◆ **Request**:
What lines of the data include the string "model"? Copy them all.

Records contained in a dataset

· · · · ·

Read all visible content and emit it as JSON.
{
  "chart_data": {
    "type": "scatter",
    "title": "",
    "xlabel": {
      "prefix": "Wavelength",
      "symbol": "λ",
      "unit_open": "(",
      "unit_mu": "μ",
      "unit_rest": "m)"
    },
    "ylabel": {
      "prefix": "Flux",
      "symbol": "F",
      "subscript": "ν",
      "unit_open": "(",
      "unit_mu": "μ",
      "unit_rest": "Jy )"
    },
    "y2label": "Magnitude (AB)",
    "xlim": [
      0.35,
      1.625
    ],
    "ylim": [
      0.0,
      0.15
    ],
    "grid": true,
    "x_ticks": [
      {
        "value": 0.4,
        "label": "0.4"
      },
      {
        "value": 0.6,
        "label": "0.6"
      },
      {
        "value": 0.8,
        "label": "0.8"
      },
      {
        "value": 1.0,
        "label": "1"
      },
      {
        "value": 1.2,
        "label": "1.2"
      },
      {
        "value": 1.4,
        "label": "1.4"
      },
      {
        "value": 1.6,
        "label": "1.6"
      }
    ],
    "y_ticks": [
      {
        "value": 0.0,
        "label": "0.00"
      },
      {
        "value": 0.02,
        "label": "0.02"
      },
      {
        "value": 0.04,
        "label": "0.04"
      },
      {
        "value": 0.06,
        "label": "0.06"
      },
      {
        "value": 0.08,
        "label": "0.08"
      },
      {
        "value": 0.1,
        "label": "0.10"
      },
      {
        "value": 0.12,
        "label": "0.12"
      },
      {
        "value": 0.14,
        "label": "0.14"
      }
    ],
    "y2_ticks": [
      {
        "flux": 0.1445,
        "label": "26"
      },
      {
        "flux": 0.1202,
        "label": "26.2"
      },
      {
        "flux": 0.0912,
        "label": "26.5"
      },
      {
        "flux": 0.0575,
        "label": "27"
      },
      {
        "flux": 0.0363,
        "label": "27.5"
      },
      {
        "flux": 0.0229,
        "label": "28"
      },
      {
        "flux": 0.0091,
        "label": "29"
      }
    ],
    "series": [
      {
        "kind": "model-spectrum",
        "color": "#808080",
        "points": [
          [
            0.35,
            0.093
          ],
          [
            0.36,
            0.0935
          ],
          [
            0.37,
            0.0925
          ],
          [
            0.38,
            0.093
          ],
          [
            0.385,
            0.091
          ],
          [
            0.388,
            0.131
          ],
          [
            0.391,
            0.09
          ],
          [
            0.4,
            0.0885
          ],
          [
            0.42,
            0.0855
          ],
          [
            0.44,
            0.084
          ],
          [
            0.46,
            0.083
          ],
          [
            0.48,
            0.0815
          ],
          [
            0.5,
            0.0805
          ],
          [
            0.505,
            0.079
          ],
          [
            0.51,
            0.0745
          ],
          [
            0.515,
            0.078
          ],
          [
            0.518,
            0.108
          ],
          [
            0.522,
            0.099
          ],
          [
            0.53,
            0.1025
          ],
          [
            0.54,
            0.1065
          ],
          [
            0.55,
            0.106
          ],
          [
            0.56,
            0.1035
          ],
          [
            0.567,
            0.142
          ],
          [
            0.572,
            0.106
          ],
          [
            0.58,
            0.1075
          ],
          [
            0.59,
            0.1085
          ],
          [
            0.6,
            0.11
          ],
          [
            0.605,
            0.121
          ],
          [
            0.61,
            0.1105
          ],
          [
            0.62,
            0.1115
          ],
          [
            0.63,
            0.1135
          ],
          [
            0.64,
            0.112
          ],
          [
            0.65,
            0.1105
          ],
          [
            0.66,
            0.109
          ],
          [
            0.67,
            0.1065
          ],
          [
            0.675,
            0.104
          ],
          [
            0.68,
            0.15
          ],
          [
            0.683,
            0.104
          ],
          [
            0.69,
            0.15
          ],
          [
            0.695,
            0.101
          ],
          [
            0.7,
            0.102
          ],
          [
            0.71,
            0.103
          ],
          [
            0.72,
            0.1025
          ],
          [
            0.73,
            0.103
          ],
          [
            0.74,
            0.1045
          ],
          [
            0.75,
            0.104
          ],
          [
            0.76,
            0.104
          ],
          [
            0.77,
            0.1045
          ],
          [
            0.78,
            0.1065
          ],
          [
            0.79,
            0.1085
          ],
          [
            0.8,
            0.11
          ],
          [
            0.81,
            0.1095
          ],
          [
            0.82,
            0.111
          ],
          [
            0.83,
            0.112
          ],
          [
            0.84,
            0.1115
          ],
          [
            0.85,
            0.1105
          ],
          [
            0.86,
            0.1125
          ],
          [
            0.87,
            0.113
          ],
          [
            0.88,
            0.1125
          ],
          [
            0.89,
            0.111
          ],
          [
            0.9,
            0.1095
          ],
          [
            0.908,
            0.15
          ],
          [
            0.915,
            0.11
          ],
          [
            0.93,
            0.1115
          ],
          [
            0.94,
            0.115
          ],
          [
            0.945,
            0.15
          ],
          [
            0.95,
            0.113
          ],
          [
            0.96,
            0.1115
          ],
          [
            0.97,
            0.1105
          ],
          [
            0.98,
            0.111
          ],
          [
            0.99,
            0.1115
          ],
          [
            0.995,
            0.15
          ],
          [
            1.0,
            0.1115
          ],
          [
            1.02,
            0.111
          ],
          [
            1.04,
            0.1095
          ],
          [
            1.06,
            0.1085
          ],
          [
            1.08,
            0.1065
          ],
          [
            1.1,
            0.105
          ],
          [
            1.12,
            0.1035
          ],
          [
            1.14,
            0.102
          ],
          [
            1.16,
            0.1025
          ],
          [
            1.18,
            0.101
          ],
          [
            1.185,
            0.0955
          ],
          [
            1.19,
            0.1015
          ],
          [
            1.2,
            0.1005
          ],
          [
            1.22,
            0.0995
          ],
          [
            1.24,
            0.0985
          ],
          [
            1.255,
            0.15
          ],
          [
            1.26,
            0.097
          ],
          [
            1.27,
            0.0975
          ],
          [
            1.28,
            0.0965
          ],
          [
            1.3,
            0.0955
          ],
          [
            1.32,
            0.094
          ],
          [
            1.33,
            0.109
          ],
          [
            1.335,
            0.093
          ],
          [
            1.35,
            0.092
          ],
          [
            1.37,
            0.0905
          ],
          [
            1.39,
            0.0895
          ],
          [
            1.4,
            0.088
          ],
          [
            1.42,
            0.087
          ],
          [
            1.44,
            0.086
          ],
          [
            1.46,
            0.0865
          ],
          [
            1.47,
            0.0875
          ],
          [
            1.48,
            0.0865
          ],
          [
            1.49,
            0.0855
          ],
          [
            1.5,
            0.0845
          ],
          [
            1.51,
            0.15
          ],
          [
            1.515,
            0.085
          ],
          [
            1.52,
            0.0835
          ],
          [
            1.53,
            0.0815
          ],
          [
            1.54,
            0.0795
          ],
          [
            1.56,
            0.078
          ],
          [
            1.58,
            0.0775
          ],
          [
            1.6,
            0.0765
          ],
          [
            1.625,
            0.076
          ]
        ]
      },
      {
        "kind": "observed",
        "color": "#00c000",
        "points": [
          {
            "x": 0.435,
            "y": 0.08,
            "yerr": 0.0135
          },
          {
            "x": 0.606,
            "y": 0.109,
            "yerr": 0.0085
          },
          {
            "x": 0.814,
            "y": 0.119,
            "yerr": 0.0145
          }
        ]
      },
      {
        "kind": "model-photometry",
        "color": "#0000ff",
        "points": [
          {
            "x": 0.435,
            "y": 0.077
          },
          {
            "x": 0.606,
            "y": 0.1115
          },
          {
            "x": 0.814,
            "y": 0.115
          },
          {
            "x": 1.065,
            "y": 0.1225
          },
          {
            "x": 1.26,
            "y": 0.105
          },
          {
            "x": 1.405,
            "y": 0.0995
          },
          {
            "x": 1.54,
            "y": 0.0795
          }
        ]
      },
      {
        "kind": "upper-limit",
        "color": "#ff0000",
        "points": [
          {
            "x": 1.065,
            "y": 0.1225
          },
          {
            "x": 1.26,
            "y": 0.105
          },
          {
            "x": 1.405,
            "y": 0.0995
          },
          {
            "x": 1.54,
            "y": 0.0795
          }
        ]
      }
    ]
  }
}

· · · · ·

◆ **Output for this task**:
        "kind": "model-spectrum",
        "kind": "model-photometry",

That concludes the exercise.